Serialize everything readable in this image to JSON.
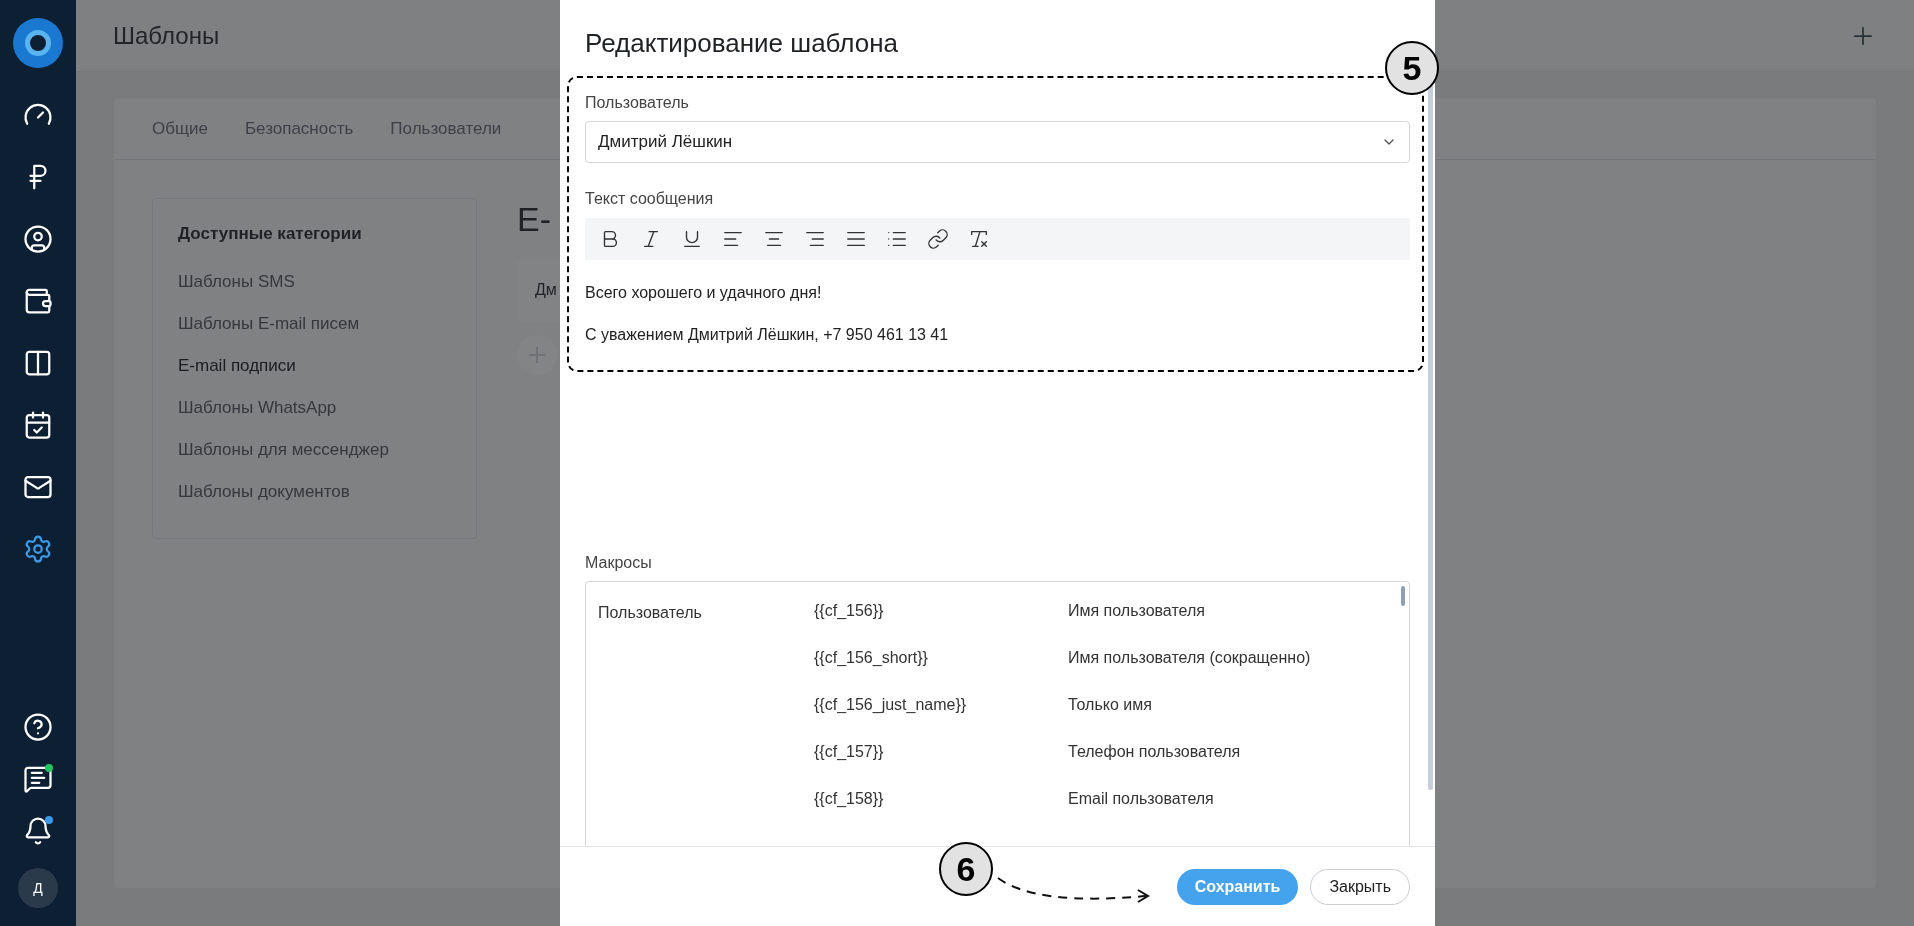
{
  "page_title": "Шаблоны",
  "nav": [
    {
      "kind": "gauge",
      "selected": false
    },
    {
      "kind": "ruble",
      "selected": false
    },
    {
      "kind": "user",
      "selected": false
    },
    {
      "kind": "wallet",
      "selected": false
    },
    {
      "kind": "columns",
      "selected": false
    },
    {
      "kind": "calendar",
      "selected": false
    },
    {
      "kind": "mail",
      "selected": false
    },
    {
      "kind": "settings",
      "selected": true
    }
  ],
  "nav_bottom": [
    {
      "kind": "help"
    },
    {
      "kind": "chat",
      "color": "#22c55e"
    },
    {
      "kind": "bell",
      "color": "#3b9ae8"
    }
  ],
  "avatar": "Д",
  "tabs": [
    {
      "label": "Общие",
      "selected": false
    },
    {
      "label": "Безопасность",
      "selected": false
    },
    {
      "label": "Пользователи",
      "selected": false
    }
  ],
  "categories": {
    "title": "Доступные категории",
    "items": [
      {
        "label": "Шаблоны SMS",
        "selected": false
      },
      {
        "label": "Шаблоны E-mail писем",
        "selected": false
      },
      {
        "label": "E-mail подписи",
        "selected": true
      },
      {
        "label": "Шаблоны WhatsApp",
        "selected": false
      },
      {
        "label": "Шаблоны для мессенджер",
        "selected": false
      },
      {
        "label": "Шаблоны документов",
        "selected": false
      }
    ]
  },
  "section_heading": "E-",
  "list_row": "Дм",
  "dialog": {
    "title": "Редактирование шаблона",
    "user_label": "Пользователь",
    "user_value": "Дмитрий Лёшкин",
    "text_label": "Текст сообщения",
    "toolbar": [
      {
        "kind": "bold"
      },
      {
        "kind": "italic"
      },
      {
        "kind": "underline"
      },
      {
        "kind": "align-left"
      },
      {
        "kind": "align-center"
      },
      {
        "kind": "align-right"
      },
      {
        "kind": "justify"
      },
      {
        "kind": "list"
      },
      {
        "kind": "link"
      },
      {
        "kind": "clear-format"
      }
    ],
    "message": [
      "Всего хорошего и удачного дня!",
      "С уважением Дмитрий Лёшкин, +7 950 461 13 41"
    ],
    "macros_label": "Макросы",
    "macros": [
      {
        "group": "Пользователь",
        "code": "{{cf_156}}",
        "description": "Имя пользователя"
      },
      {
        "code": "{{cf_156_short}}",
        "description": "Имя пользователя (сокращенно)"
      },
      {
        "code": "{{cf_156_just_name}}",
        "description": "Только имя"
      },
      {
        "code": "{{cf_157}}",
        "description": "Телефон пользователя"
      },
      {
        "code": "{{cf_158}}",
        "description": "Email пользователя"
      }
    ],
    "buttons": [
      {
        "label": "Сохранить",
        "kind": "primary"
      },
      {
        "label": "Закрыть",
        "kind": "secondary"
      }
    ]
  },
  "callouts": [
    "5",
    "6"
  ]
}
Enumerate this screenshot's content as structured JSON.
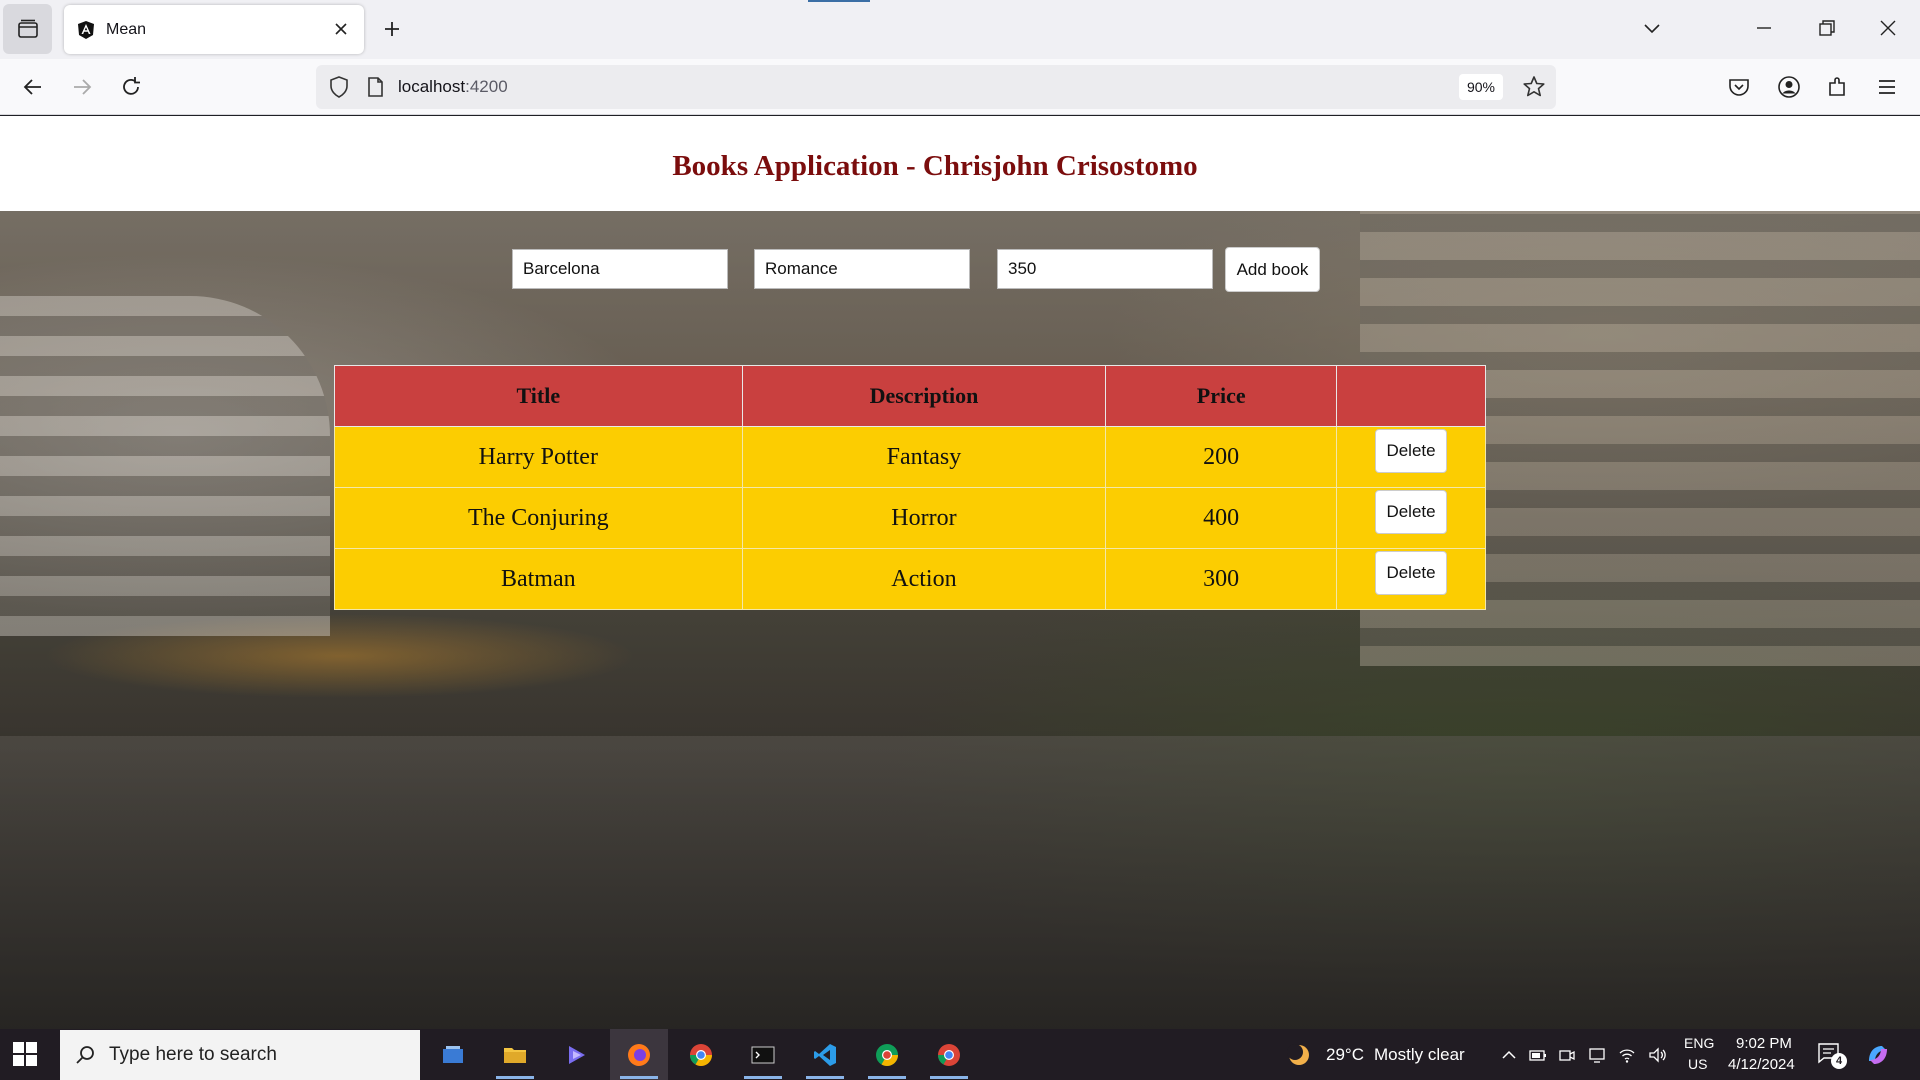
_ _ _
▶ _SHORT PROBLEM_:
Return each line of the listing that holds the string "Дмитрий".

▶ _ANSWER TO THE TASK_:
    "user_value": "Дмитрий Лёшкин",
      "С уважением Дмитрий Лёшкин, +7 950 461 13 41"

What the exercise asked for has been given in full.